━━━━━ DOCUMENT EXCERPT

You hit the nail on the head here. This is the single most important reason for having comments in code (aside from just being a part of a coding standard).

[+] willseth|4 years ago|reply
The Protobuf documentation made me cringe. Every character of its "personality" adds a cognitive burden for the reader and a maintenance burden for anyone who has to update it. If a developer wants to be cute with the same brevity and clarity that the comments would have otherwise, fine. Otherwise it's self-indulgent performative trash that should be rejected in review.
[+] SV_BubbleTime|4 years ago|reply
Absolutely. That was not a good example for me.

> self-indulgent performative trash

A little harsher than I would have used; but now that you say it.

>that should be rejected in review.

Without question. I would have absolutely denied that until it was trimmed to at most 10% of what was there.

[+] MattGaiser|4 years ago|reply
I just prefer nice, long, descriptive function names.

I was working on an unfamiliar codebase yesterday and had to work with the postMessage function. It was React, so one might assume that it sends the message to the backend, which was my initial assumption. Nope. It posted it to the page. Didn't help that another utility had another postMessage that was about what to do after the message was sent.

[+] tartoran|4 years ago|reply
Better than writing really long descriptive function names is to not get carried away but write well described function names that show some intent or description and are chosen carefully. I worked on some code bases using long descriptive function names (inherited from another dev) and it wasn’t always useful. It was overkill. The descriptions were either too generic, too descriptive (redundant in half the cases) or handling such long saussage names was simply tiring. When you have to scroll right to read a name it becomes a problem..

The takeway is that merely writing very long descriptive names isn’t a silver bullet and could cause harm despite good intentions.

I suggest going back a after a few days for a refactoring (renaming functions or variables) and see how it reads to you. Then repeat the process a few days later when you’re even more detached from that code.

In many cases self documenting code is going to help you remember the model you had in your head when building it. And if done well it will help others as well, your code will end up not giving headaches to future maintainers.

━━━━━━━━━━

=== EXERCISES TO COMPLETE ===
1) For each statement about the thread on code comments and function names, answer yes or no according to the thread, and quote the words that decide it. (a) In the React codebase, the postMessage function sent the message to the backend. (b) SV_BubbleTime would have denied the Protobuf documentation until it was cut to at most 10% of its length. (c) tartoran says the long descriptive function names in the inherited code bases were always useful.
2) Reproduce word for word the part of the thread on code comments and function names between "A little harsher" and "message was sent.", inclusive.

━━━━━ LISTED ENTRIES

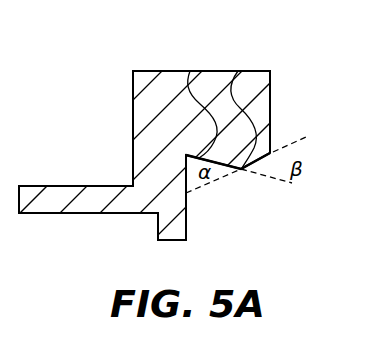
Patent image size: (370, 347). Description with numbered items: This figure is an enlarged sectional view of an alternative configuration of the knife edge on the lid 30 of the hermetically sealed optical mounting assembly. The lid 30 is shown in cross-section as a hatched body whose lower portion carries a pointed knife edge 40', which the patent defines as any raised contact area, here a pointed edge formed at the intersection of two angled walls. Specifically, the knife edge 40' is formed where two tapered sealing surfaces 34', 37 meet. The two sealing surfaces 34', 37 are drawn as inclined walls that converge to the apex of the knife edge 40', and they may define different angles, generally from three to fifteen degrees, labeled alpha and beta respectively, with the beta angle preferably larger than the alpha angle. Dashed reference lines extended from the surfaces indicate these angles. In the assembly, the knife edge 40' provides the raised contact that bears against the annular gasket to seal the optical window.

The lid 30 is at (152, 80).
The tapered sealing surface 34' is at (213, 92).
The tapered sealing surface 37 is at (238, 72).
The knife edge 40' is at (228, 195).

━━━━━━━━━━

=== ANSWERS GIVEN ===
1)
(a) No: "Nope. It posted it to the page."
(b) Yes: "I would have absolutely denied that until it was trimmed to at most 10% of what was there."
(c) No: "it wasn’t always useful"

2)
A little harsher than I would have used; but now that you say it.

>that should be rejected in review.

Without question. I would have absolutely denied that until it was trimmed to at most 10% of what was there.

[+] MattGaiser|4 years ago|reply
I just prefer nice, long, descriptive function names.

I was working on an unfamiliar codebase yesterday and had to work with the postMessage function. It was React, so one might assume that it sends the message to the backend, which was my initial assumption. Nope. It posted it to the page. Didn't help that another utility had another postMessage that was about what to do after the message was sent.